Below is a block of records. Copy every line in it that contains the word "this".

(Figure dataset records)
§ §

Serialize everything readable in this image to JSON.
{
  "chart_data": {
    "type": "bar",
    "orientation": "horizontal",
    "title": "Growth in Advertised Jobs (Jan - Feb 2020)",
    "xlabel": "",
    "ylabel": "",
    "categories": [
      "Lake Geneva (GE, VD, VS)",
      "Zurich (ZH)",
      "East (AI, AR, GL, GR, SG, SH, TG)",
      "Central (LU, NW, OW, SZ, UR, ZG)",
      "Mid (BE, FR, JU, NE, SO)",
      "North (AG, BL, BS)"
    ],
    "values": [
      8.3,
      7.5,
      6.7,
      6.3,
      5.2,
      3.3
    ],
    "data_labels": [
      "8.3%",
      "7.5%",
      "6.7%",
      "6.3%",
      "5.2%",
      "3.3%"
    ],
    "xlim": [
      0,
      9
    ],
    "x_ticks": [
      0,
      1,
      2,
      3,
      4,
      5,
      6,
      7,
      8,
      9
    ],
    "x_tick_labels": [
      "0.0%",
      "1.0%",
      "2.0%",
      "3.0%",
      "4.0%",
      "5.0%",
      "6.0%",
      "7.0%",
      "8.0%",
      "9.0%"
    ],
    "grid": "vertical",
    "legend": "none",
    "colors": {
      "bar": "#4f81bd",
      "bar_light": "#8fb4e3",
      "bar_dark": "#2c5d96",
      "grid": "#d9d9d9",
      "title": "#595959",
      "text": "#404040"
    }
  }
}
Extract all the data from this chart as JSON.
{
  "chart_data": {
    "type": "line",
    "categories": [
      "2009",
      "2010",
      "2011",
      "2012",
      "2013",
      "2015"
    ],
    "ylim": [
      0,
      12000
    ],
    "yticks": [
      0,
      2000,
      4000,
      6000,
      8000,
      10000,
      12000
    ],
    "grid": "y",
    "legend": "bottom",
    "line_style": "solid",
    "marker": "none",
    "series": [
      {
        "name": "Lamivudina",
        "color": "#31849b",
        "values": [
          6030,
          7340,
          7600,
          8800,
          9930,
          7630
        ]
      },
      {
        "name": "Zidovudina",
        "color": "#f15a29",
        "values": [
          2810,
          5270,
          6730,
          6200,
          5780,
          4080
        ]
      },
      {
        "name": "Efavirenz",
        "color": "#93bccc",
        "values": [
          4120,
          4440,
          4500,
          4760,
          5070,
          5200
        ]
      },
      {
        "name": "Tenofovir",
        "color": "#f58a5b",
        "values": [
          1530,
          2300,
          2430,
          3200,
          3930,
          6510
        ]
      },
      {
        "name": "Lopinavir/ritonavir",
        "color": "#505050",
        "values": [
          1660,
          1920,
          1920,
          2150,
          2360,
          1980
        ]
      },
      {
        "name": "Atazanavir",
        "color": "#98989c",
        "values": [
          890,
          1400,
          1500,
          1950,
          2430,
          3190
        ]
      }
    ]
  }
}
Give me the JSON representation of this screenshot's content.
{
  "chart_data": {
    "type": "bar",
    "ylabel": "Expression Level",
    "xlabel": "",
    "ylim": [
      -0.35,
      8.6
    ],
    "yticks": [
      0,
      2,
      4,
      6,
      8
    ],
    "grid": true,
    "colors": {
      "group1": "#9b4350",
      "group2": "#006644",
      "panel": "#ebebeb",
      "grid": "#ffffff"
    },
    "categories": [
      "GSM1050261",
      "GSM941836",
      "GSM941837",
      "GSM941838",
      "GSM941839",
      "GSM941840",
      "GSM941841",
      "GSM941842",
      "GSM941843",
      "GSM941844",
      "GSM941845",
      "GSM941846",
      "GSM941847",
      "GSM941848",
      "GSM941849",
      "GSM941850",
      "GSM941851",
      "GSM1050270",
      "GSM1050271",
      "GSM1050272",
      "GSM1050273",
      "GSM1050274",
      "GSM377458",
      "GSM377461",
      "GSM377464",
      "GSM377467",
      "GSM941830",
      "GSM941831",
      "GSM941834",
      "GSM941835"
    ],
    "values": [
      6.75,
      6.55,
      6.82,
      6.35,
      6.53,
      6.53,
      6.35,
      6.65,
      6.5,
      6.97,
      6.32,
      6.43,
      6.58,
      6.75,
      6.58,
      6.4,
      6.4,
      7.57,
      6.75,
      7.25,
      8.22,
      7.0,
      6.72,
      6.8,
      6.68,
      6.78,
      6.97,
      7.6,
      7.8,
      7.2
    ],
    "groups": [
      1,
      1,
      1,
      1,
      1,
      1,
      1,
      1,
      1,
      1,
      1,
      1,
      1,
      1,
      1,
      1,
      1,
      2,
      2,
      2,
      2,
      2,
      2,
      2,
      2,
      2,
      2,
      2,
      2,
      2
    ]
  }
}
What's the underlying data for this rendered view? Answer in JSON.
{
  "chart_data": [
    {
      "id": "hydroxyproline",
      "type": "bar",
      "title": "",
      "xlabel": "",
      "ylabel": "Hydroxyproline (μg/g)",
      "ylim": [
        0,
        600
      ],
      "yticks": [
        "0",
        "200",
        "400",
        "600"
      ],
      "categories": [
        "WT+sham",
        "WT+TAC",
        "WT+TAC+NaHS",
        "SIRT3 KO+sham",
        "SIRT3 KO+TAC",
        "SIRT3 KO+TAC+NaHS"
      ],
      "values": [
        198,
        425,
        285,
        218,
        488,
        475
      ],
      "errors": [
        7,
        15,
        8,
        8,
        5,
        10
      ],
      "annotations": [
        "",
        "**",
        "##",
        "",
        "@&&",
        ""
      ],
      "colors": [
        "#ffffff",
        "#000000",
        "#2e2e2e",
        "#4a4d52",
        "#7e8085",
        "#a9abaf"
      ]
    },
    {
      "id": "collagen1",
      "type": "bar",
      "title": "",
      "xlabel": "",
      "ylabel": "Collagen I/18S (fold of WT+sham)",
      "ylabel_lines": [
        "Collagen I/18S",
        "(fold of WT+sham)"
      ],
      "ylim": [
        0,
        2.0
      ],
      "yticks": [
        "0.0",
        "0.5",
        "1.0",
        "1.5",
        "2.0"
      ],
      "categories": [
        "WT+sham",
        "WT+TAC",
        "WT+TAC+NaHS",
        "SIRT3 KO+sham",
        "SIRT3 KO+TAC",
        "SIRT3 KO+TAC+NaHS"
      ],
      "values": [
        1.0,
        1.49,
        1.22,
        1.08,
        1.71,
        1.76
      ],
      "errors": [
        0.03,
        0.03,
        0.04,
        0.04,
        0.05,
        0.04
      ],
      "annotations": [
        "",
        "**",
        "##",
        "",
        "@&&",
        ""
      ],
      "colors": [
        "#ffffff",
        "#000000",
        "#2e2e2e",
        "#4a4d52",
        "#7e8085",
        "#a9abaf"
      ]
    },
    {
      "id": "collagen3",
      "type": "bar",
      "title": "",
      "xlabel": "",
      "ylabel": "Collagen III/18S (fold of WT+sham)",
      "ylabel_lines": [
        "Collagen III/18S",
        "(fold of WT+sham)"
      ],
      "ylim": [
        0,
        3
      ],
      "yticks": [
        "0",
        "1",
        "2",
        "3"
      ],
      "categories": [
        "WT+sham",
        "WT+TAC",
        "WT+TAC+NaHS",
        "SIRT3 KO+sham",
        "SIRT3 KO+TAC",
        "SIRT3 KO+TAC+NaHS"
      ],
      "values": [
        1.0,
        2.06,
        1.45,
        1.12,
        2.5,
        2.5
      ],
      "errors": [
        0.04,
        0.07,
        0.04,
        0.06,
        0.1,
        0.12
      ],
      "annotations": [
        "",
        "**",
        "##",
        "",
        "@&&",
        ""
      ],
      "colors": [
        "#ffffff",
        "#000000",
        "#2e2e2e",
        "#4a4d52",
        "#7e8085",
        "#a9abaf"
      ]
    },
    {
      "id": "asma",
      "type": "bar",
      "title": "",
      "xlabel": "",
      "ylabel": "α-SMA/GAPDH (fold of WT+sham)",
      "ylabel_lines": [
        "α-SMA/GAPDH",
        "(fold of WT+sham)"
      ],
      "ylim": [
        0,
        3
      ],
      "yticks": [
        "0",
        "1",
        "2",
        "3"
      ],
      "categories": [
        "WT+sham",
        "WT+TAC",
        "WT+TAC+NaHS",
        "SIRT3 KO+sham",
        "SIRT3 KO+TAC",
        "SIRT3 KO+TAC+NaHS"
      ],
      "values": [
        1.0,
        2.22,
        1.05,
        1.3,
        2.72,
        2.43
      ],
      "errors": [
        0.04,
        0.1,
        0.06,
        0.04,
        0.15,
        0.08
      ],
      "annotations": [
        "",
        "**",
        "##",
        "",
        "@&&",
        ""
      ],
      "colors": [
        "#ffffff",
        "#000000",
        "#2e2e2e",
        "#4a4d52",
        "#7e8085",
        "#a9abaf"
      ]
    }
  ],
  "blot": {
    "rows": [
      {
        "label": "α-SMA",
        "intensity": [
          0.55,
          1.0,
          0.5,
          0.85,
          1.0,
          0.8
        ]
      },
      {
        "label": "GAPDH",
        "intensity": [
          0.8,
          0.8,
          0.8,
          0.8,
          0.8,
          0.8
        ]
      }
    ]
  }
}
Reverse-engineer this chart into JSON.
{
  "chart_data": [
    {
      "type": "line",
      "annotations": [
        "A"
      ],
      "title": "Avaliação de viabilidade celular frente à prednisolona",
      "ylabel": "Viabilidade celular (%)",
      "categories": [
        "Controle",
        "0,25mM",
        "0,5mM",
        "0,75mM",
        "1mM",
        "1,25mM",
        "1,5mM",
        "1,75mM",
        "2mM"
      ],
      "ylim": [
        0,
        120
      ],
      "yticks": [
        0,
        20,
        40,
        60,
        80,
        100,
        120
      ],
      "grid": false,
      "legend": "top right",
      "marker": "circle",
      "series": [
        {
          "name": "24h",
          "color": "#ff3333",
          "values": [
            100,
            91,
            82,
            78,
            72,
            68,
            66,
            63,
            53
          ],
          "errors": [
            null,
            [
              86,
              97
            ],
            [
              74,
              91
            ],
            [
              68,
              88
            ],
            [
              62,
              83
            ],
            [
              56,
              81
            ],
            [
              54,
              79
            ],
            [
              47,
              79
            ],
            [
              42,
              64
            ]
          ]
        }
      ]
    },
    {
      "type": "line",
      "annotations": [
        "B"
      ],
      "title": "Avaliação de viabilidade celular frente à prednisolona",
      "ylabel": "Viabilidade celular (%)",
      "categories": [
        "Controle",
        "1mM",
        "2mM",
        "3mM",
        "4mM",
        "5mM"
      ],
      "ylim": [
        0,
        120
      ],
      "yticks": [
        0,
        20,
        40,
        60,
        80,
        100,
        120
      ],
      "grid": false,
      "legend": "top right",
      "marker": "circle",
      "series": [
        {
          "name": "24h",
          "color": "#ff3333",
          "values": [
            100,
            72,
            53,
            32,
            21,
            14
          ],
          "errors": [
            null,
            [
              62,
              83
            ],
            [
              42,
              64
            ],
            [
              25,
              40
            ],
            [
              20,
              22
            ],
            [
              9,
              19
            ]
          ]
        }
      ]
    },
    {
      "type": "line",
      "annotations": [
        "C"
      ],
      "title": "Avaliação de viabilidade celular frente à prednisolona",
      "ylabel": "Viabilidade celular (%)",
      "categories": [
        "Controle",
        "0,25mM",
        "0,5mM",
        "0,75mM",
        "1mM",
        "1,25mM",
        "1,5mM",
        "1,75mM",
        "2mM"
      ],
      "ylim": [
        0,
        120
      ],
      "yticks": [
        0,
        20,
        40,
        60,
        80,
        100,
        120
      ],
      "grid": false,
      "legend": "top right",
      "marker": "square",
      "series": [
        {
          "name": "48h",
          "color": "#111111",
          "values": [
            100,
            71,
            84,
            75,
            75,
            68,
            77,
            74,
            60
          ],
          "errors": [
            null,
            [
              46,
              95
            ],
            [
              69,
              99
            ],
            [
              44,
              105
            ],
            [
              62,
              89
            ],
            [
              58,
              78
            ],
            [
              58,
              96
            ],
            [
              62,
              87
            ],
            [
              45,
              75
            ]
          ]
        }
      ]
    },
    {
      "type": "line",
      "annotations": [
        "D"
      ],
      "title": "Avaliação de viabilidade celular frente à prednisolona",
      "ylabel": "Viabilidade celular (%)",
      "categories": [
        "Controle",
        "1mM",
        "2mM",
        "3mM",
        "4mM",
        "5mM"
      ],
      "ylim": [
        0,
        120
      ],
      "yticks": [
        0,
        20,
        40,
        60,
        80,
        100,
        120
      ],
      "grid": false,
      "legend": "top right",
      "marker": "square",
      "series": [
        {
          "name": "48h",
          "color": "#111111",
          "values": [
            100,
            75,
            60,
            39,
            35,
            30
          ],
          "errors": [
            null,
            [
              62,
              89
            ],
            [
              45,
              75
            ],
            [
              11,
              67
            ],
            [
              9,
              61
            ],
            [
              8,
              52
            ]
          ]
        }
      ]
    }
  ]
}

§ §

Response below →
Serialize everything readable in this image to JSON.
Extract all the data from this chart as JSON.
Give me the JSON representation of this screenshot's content.
What's the underlying data for this rendered view? Answer in JSON.
Reverse-engineer this chart into JSON.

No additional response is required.